Collected data:

★ ★ ★

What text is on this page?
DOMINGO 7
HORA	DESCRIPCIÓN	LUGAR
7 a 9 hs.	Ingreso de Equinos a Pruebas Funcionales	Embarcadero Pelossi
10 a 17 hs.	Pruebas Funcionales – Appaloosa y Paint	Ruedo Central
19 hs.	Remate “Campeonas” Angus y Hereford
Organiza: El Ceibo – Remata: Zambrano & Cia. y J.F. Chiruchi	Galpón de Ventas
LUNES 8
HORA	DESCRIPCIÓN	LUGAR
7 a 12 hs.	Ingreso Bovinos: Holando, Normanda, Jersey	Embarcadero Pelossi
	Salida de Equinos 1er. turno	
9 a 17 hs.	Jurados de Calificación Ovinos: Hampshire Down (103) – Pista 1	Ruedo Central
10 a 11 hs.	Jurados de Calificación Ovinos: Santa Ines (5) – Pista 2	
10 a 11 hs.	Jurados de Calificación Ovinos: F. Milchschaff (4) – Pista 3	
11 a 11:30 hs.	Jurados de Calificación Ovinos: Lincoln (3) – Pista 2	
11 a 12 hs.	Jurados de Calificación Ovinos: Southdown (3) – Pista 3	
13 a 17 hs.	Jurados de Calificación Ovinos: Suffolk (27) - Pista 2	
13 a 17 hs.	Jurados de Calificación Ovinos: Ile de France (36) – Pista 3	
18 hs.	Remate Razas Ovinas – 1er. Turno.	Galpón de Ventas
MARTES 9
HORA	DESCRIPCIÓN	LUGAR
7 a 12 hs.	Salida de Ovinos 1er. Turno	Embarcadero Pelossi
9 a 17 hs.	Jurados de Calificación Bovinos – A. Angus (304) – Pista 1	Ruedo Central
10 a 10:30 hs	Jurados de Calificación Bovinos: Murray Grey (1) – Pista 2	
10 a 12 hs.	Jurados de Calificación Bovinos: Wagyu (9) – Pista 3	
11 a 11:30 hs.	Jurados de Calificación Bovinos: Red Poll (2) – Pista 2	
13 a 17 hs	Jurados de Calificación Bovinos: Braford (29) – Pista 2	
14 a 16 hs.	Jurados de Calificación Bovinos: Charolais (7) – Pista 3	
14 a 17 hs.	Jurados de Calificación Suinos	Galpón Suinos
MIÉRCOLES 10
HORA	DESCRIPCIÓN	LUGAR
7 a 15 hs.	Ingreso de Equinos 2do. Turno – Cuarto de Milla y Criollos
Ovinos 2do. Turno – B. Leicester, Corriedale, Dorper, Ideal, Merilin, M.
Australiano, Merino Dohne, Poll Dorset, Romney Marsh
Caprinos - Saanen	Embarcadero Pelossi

★ ★ ★

WRITTEN PROBLEM:
From the first line to the last, please quote the material above exactly.

TASK SOLUTION:
What text is on this page?
DOMINGO 7
HORA	DESCRIPCIÓN	LUGAR
7 a 9 hs.	Ingreso de Equinos a Pruebas Funcionales	Embarcadero Pelossi
10 a 17 hs.	Pruebas Funcionales – Appaloosa y Paint	Ruedo Central
19 hs.	Remate “Campeonas” Angus y Hereford
Organiza: El Ceibo – Remata: Zambrano & Cia. y J.F. Chiruchi	Galpón de Ventas
LUNES 8
HORA	DESCRIPCIÓN	LUGAR
7 a 12 hs.	Ingreso Bovinos: Holando, Normanda, Jersey	Embarcadero Pelossi
	Salida de Equinos 1er. turno	
9 a 17 hs.	Jurados de Calificación Ovinos: Hampshire Down (103) – Pista 1	Ruedo Central
10 a 11 hs.	Jurados de Calificación Ovinos: Santa Ines (5) – Pista 2	
10 a 11 hs.	Jurados de Calificación Ovinos: F. Milchschaff (4) – Pista 3	
11 a 11:30 hs.	Jurados de Calificación Ovinos: Lincoln (3) – Pista 2	
11 a 12 hs.	Jurados de Calificación Ovinos: Southdown (3) – Pista 3	
13 a 17 hs.	Jurados de Calificación Ovinos: Suffolk (27) - Pista 2	
13 a 17 hs.	Jurados de Calificación Ovinos: Ile de France (36) – Pista 3	
18 hs.	Remate Razas Ovinas – 1er. Turno.	Galpón de Ventas
MARTES 9
HORA	DESCRIPCIÓN	LUGAR
7 a 12 hs.	Salida de Ovinos 1er. Turno	Embarcadero Pelossi
9 a 17 hs.	Jurados de Calificación Bovinos – A. Angus (304) – Pista 1	Ruedo Central
10 a 10:30 hs	Jurados de Calificación Bovinos: Murray Grey (1) – Pista 2	
10 a 12 hs.	Jurados de Calificación Bovinos: Wagyu (9) – Pista 3	
11 a 11:30 hs.	Jurados de Calificación Bovinos: Red Poll (2) – Pista 2	
13 a 17 hs	Jurados de Calificación Bovinos: Braford (29) – Pista 2	
14 a 16 hs.	Jurados de Calificación Bovinos: Charolais (7) – Pista 3	
14 a 17 hs.	Jurados de Calificación Suinos	Galpón Suinos
MIÉRCOLES 10
HORA	DESCRIPCIÓN	LUGAR
7 a 15 hs.	Ingreso de Equinos 2do. Turno – Cuarto de Milla y Criollos
Ovinos 2do. Turno – B. Leicester, Corriedale, Dorper, Ideal, Merilin, M.
Australiano, Merino Dohne, Poll Dorset, Romney Marsh
Caprinos - Saanen	Embarcadero Pelossi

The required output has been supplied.